Written problem - What follows is a set of records; repeat all of them exactly.

Data shown -
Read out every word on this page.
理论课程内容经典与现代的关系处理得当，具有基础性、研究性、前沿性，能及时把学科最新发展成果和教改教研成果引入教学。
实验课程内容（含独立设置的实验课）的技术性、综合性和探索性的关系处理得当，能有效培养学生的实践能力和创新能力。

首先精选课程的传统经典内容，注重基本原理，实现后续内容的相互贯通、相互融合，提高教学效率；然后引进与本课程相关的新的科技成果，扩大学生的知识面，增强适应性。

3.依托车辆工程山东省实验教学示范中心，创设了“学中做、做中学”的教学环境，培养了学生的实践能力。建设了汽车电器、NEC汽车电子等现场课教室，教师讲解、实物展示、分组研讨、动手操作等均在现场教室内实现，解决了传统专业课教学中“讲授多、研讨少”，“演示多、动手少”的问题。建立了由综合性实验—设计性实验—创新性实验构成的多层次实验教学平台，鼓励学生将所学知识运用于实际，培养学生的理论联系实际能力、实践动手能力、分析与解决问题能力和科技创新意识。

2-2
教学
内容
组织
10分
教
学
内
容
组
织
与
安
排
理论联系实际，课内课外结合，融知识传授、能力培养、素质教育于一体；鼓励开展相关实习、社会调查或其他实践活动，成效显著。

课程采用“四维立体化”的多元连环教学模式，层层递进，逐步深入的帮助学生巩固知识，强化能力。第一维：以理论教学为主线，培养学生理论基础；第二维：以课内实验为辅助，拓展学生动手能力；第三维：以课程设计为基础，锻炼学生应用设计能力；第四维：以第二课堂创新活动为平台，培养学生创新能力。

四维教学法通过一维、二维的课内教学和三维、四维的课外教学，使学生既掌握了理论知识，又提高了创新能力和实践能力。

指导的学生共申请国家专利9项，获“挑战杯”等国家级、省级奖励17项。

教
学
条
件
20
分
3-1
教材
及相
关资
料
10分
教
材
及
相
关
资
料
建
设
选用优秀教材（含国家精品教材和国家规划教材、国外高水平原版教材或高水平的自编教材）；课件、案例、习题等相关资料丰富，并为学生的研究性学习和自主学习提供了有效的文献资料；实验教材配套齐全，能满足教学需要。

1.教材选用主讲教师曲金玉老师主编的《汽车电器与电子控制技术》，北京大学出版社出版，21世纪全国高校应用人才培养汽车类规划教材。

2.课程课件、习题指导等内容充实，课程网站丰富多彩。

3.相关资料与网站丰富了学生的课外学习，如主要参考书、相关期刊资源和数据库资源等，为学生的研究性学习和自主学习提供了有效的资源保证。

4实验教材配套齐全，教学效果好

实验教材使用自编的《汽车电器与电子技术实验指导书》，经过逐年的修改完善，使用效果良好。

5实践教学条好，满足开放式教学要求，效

The solution -
Read out every word on this page.
理论课程内容经典与现代的关系处理得当，具有基础性、研究性、前沿性，能及时把学科最新发展成果和教改教研成果引入教学。
实验课程内容（含独立设置的实验课）的技术性、综合性和探索性的关系处理得当，能有效培养学生的实践能力和创新能力。

首先精选课程的传统经典内容，注重基本原理，实现后续内容的相互贯通、相互融合，提高教学效率；然后引进与本课程相关的新的科技成果，扩大学生的知识面，增强适应性。

3.依托车辆工程山东省实验教学示范中心，创设了“学中做、做中学”的教学环境，培养了学生的实践能力。建设了汽车电器、NEC汽车电子等现场课教室，教师讲解、实物展示、分组研讨、动手操作等均在现场教室内实现，解决了传统专业课教学中“讲授多、研讨少”，“演示多、动手少”的问题。建立了由综合性实验—设计性实验—创新性实验构成的多层次实验教学平台，鼓励学生将所学知识运用于实际，培养学生的理论联系实际能力、实践动手能力、分析与解决问题能力和科技创新意识。

2-2
教学
内容
组织
10分
教
学
内
容
组
织
与
安
排
理论联系实际，课内课外结合，融知识传授、能力培养、素质教育于一体；鼓励开展相关实习、社会调查或其他实践活动，成效显著。

课程采用“四维立体化”的多元连环教学模式，层层递进，逐步深入的帮助学生巩固知识，强化能力。第一维：以理论教学为主线，培养学生理论基础；第二维：以课内实验为辅助，拓展学生动手能力；第三维：以课程设计为基础，锻炼学生应用设计能力；第四维：以第二课堂创新活动为平台，培养学生创新能力。

四维教学法通过一维、二维的课内教学和三维、四维的课外教学，使学生既掌握了理论知识，又提高了创新能力和实践能力。

指导的学生共申请国家专利9项，获“挑战杯”等国家级、省级奖励17项。

教
学
条
件
20
分
3-1
教材
及相
关资
料
10分
教
材
及
相
关
资
料
建
设
选用优秀教材（含国家精品教材和国家规划教材、国外高水平原版教材或高水平的自编教材）；课件、案例、习题等相关资料丰富，并为学生的研究性学习和自主学习提供了有效的文献资料；实验教材配套齐全，能满足教学需要。

1.教材选用主讲教师曲金玉老师主编的《汽车电器与电子控制技术》，北京大学出版社出版，21世纪全国高校应用人才培养汽车类规划教材。

2.课程课件、习题指导等内容充实，课程网站丰富多彩。

3.相关资料与网站丰富了学生的课外学习，如主要参考书、相关期刊资源和数据库资源等，为学生的研究性学习和自主学习提供了有效的资源保证。

4实验教材配套齐全，教学效果好

实验教材使用自编的《汽车电器与电子技术实验指导书》，经过逐年的修改完善，使用效果良好。

5实践教学条好，满足开放式教学要求，效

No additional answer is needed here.